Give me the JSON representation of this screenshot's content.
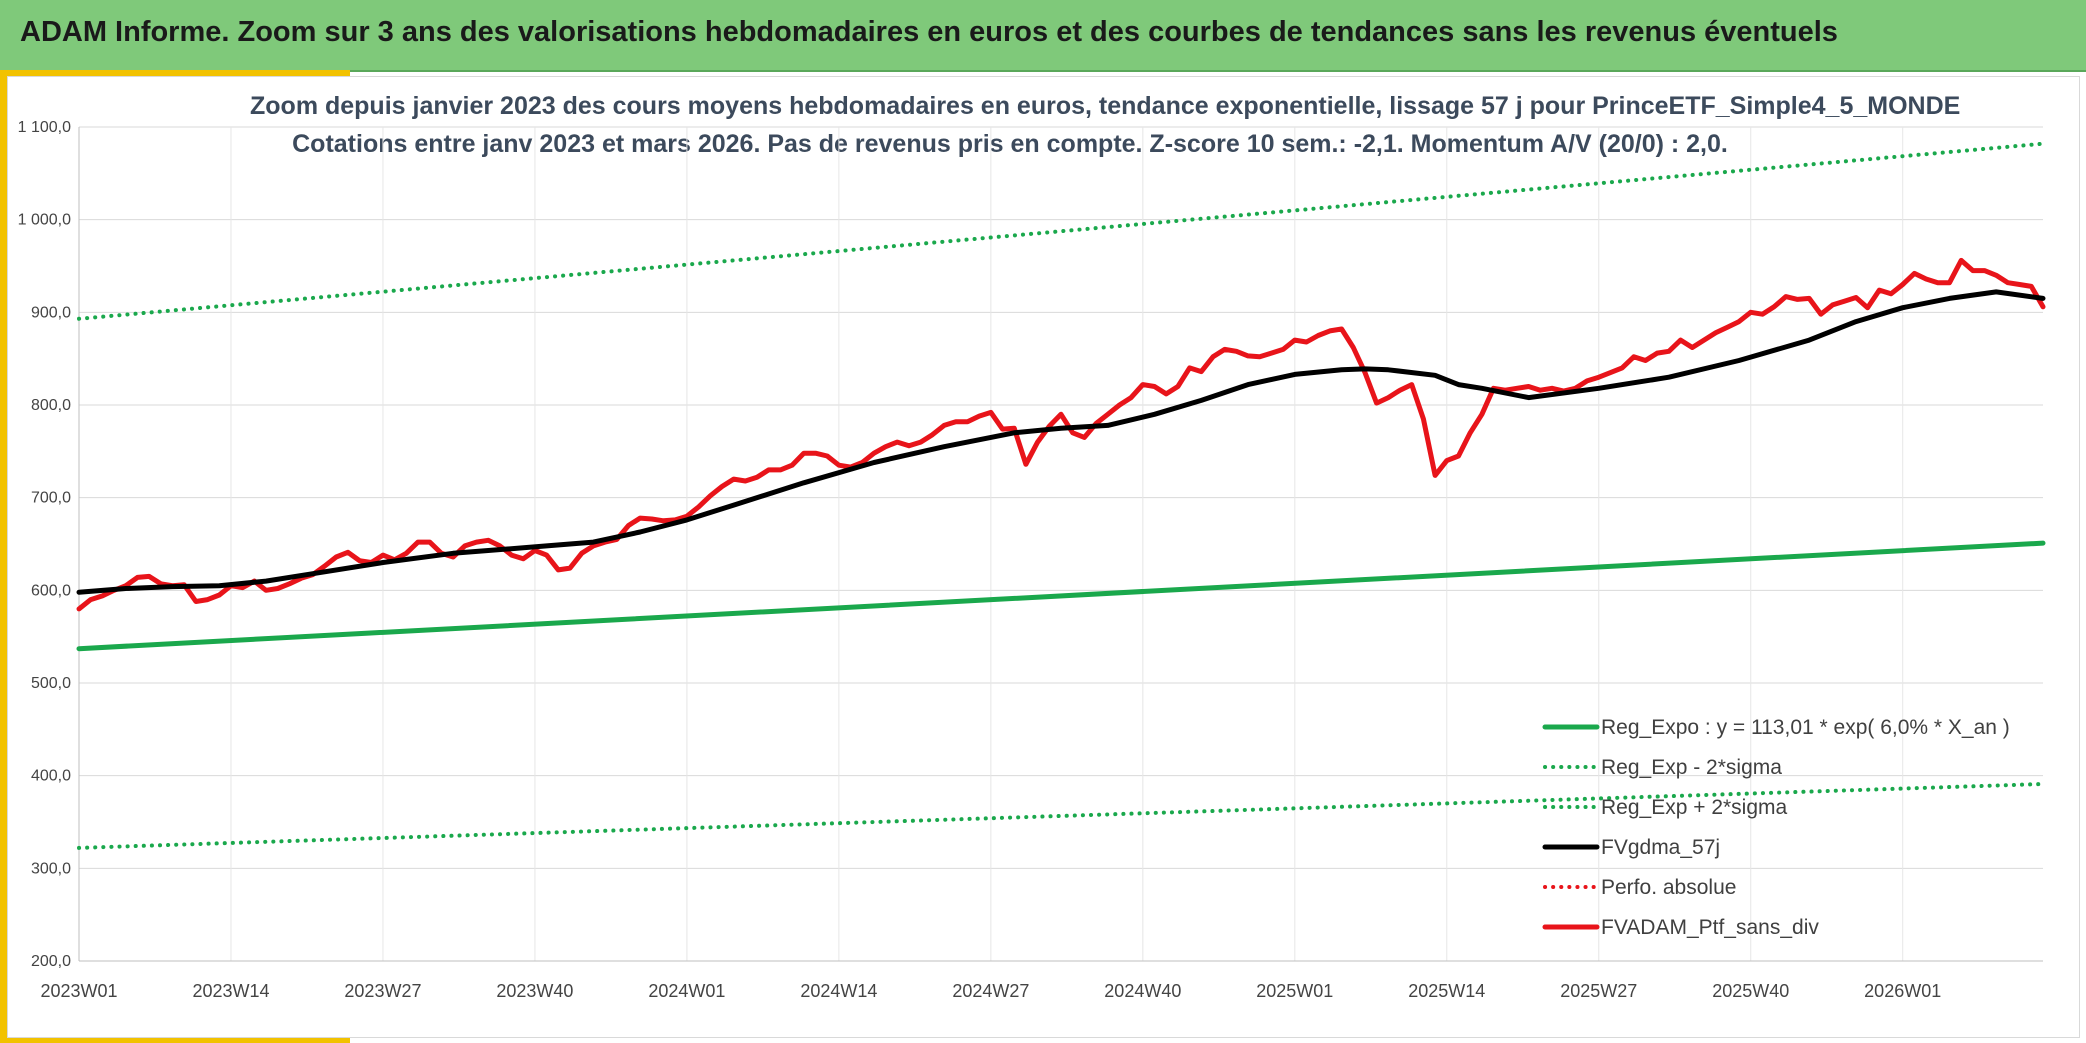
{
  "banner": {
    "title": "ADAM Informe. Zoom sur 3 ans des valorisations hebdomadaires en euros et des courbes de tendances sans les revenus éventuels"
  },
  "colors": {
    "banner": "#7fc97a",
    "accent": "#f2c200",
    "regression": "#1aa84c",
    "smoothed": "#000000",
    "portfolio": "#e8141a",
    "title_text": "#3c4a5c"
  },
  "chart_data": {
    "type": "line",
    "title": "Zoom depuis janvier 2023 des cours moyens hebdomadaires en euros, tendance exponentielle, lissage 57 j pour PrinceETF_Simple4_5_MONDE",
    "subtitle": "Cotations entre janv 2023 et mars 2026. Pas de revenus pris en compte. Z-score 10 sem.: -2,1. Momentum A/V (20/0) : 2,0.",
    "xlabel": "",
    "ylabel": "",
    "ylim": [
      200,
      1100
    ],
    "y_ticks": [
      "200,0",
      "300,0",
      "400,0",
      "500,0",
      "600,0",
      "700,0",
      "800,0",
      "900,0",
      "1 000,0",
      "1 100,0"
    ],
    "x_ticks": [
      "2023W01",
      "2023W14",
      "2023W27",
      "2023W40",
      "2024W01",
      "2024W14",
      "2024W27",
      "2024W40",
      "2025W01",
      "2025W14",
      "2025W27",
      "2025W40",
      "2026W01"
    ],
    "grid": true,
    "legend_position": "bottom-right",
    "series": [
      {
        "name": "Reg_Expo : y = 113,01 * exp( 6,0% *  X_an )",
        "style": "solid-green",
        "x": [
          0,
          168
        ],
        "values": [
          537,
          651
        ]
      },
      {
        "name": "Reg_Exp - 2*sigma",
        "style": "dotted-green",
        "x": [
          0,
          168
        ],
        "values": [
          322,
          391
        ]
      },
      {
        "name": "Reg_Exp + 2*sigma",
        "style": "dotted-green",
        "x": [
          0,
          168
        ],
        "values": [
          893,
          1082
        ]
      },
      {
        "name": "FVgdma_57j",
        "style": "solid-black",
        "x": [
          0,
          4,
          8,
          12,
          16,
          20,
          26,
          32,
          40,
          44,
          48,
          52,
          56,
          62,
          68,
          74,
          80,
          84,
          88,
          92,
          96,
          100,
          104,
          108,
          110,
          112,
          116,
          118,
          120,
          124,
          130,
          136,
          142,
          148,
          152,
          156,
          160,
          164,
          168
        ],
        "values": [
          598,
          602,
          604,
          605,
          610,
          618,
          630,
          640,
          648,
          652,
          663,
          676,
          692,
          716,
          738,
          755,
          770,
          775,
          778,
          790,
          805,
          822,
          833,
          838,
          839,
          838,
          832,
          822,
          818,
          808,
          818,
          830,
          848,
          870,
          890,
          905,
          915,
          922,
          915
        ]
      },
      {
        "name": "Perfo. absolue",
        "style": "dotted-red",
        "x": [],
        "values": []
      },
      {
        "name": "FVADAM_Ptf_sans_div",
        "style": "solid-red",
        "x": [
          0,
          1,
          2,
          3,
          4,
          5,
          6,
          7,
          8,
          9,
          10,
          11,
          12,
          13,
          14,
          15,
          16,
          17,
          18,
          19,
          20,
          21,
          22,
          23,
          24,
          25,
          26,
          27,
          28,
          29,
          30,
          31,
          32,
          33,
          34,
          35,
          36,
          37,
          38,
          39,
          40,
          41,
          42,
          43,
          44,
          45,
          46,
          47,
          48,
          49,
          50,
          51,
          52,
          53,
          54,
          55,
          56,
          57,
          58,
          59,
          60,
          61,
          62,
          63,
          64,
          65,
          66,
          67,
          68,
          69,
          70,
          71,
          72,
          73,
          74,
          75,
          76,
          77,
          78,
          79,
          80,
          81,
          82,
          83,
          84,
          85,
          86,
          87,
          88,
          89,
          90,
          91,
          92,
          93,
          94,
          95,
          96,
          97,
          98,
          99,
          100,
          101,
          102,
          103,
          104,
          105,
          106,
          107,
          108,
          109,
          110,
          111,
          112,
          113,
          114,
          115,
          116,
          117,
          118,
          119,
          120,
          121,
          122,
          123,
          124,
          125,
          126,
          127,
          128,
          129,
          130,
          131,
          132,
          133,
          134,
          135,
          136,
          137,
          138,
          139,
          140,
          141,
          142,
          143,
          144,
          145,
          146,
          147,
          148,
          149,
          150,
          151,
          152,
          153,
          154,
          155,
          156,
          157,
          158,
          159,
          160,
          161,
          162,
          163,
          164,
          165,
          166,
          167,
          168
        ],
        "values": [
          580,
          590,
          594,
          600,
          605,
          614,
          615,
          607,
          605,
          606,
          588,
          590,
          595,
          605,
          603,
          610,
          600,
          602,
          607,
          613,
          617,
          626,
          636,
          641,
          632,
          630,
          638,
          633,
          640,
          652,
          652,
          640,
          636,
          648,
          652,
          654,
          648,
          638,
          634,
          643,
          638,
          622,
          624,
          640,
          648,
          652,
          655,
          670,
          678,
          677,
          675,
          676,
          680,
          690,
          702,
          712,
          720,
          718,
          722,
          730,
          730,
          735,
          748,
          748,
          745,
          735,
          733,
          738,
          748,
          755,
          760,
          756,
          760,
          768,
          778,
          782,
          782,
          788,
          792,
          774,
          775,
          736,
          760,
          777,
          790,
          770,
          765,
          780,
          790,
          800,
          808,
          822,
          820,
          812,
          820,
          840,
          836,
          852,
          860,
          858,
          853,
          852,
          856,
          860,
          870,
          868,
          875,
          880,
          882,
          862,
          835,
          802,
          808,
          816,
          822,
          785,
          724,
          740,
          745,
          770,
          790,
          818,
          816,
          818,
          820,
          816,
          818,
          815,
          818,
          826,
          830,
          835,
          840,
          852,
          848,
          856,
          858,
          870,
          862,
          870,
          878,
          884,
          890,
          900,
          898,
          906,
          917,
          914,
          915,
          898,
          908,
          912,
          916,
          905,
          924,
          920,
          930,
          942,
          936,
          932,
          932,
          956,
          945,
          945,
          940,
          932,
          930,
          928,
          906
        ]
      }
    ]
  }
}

§ **What is being asked**: Each entry must be retyped word for word, with every image omitted.

§ **Result of this exercise**:
Give me the JSON representation of this screenshot's content.
{
  "banner": {
    "title": "ADAM Informe. Zoom sur 3 ans des valorisations hebdomadaires en euros et des courbes de tendances sans les revenus éventuels"
  },
  "colors": {
    "banner": "#7fc97a",
    "accent": "#f2c200",
    "regression": "#1aa84c",
    "smoothed": "#000000",
    "portfolio": "#e8141a",
    "title_text": "#3c4a5c"
  },
  "chart_data": {
    "type": "line",
    "title": "Zoom depuis janvier 2023 des cours moyens hebdomadaires en euros, tendance exponentielle, lissage 57 j pour PrinceETF_Simple4_5_MONDE",
    "subtitle": "Cotations entre janv 2023 et mars 2026. Pas de revenus pris en compte. Z-score 10 sem.: -2,1. Momentum A/V (20/0) : 2,0.",
    "xlabel": "",
    "ylabel": "",
    "ylim": [
      200,
      1100
    ],
    "y_ticks": [
      "200,0",
      "300,0",
      "400,0",
      "500,0",
      "600,0",
      "700,0",
      "800,0",
      "900,0",
      "1 000,0",
      "1 100,0"
    ],
    "x_ticks": [
      "2023W01",
      "2023W14",
      "2023W27",
      "2023W40",
      "2024W01",
      "2024W14",
      "2024W27",
      "2024W40",
      "2025W01",
      "2025W14",
      "2025W27",
      "2025W40",
      "2026W01"
    ],
    "grid": true,
    "legend_position": "bottom-right",
    "series": [
      {
        "name": "Reg_Expo : y = 113,01 * exp( 6,0% *  X_an )",
        "style": "solid-green",
        "x": [
          0,
          168
        ],
        "values": [
          537,
          651
        ]
      },
      {
        "name": "Reg_Exp - 2*sigma",
        "style": "dotted-green",
        "x": [
          0,
          168
        ],
        "values": [
          322,
          391
        ]
      },
      {
        "name": "Reg_Exp + 2*sigma",
        "style": "dotted-green",
        "x": [
          0,
          168
        ],
        "values": [
          893,
          1082
        ]
      },
      {
        "name": "FVgdma_57j",
        "style": "solid-black",
        "x": [
          0,
          4,
          8,
          12,
          16,
          20,
          26,
          32,
          40,
          44,
          48,
          52,
          56,
          62,
          68,
          74,
          80,
          84,
          88,
          92,
          96,
          100,
          104,
          108,
          110,
          112,
          116,
          118,
          120,
          124,
          130,
          136,
          142,
          148,
          152,
          156,
          160,
          164,
          168
        ],
        "values": [
          598,
          602,
          604,
          605,
          610,
          618,
          630,
          640,
          648,
          652,
          663,
          676,
          692,
          716,
          738,
          755,
          770,
          775,
          778,
          790,
          805,
          822,
          833,
          838,
          839,
          838,
          832,
          822,
          818,
          808,
          818,
          830,
          848,
          870,
          890,
          905,
          915,
          922,
          915
        ]
      },
      {
        "name": "Perfo. absolue",
        "style": "dotted-red",
        "x": [],
        "values": []
      },
      {
        "name": "FVADAM_Ptf_sans_div",
        "style": "solid-red",
        "x": [
          0,
          1,
          2,
          3,
          4,
          5,
          6,
          7,
          8,
          9,
          10,
          11,
          12,
          13,
          14,
          15,
          16,
          17,
          18,
          19,
          20,
          21,
          22,
          23,
          24,
          25,
          26,
          27,
          28,
          29,
          30,
          31,
          32,
          33,
          34,
          35,
          36,
          37,
          38,
          39,
          40,
          41,
          42,
          43,
          44,
          45,
          46,
          47,
          48,
          49,
          50,
          51,
          52,
          53,
          54,
          55,
          56,
          57,
          58,
          59,
          60,
          61,
          62,
          63,
          64,
          65,
          66,
          67,
          68,
          69,
          70,
          71,
          72,
          73,
          74,
          75,
          76,
          77,
          78,
          79,
          80,
          81,
          82,
          83,
          84,
          85,
          86,
          87,
          88,
          89,
          90,
          91,
          92,
          93,
          94,
          95,
          96,
          97,
          98,
          99,
          100,
          101,
          102,
          103,
          104,
          105,
          106,
          107,
          108,
          109,
          110,
          111,
          112,
          113,
          114,
          115,
          116,
          117,
          118,
          119,
          120,
          121,
          122,
          123,
          124,
          125,
          126,
          127,
          128,
          129,
          130,
          131,
          132,
          133,
          134,
          135,
          136,
          137,
          138,
          139,
          140,
          141,
          142,
          143,
          144,
          145,
          146,
          147,
          148,
          149,
          150,
          151,
          152,
          153,
          154,
          155,
          156,
          157,
          158,
          159,
          160,
          161,
          162,
          163,
          164,
          165,
          166,
          167,
          168
        ],
        "values": [
          580,
          590,
          594,
          600,
          605,
          614,
          615,
          607,
          605,
          606,
          588,
          590,
          595,
          605,
          603,
          610,
          600,
          602,
          607,
          613,
          617,
          626,
          636,
          641,
          632,
          630,
          638,
          633,
          640,
          652,
          652,
          640,
          636,
          648,
          652,
          654,
          648,
          638,
          634,
          643,
          638,
          622,
          624,
          640,
          648,
          652,
          655,
          670,
          678,
          677,
          675,
          676,
          680,
          690,
          702,
          712,
          720,
          718,
          722,
          730,
          730,
          735,
          748,
          748,
          745,
          735,
          733,
          738,
          748,
          755,
          760,
          756,
          760,
          768,
          778,
          782,
          782,
          788,
          792,
          774,
          775,
          736,
          760,
          777,
          790,
          770,
          765,
          780,
          790,
          800,
          808,
          822,
          820,
          812,
          820,
          840,
          836,
          852,
          860,
          858,
          853,
          852,
          856,
          860,
          870,
          868,
          875,
          880,
          882,
          862,
          835,
          802,
          808,
          816,
          822,
          785,
          724,
          740,
          745,
          770,
          790,
          818,
          816,
          818,
          820,
          816,
          818,
          815,
          818,
          826,
          830,
          835,
          840,
          852,
          848,
          856,
          858,
          870,
          862,
          870,
          878,
          884,
          890,
          900,
          898,
          906,
          917,
          914,
          915,
          898,
          908,
          912,
          916,
          905,
          924,
          920,
          930,
          942,
          936,
          932,
          932,
          956,
          945,
          945,
          940,
          932,
          930,
          928,
          906
        ]
      }
    ]
  }
}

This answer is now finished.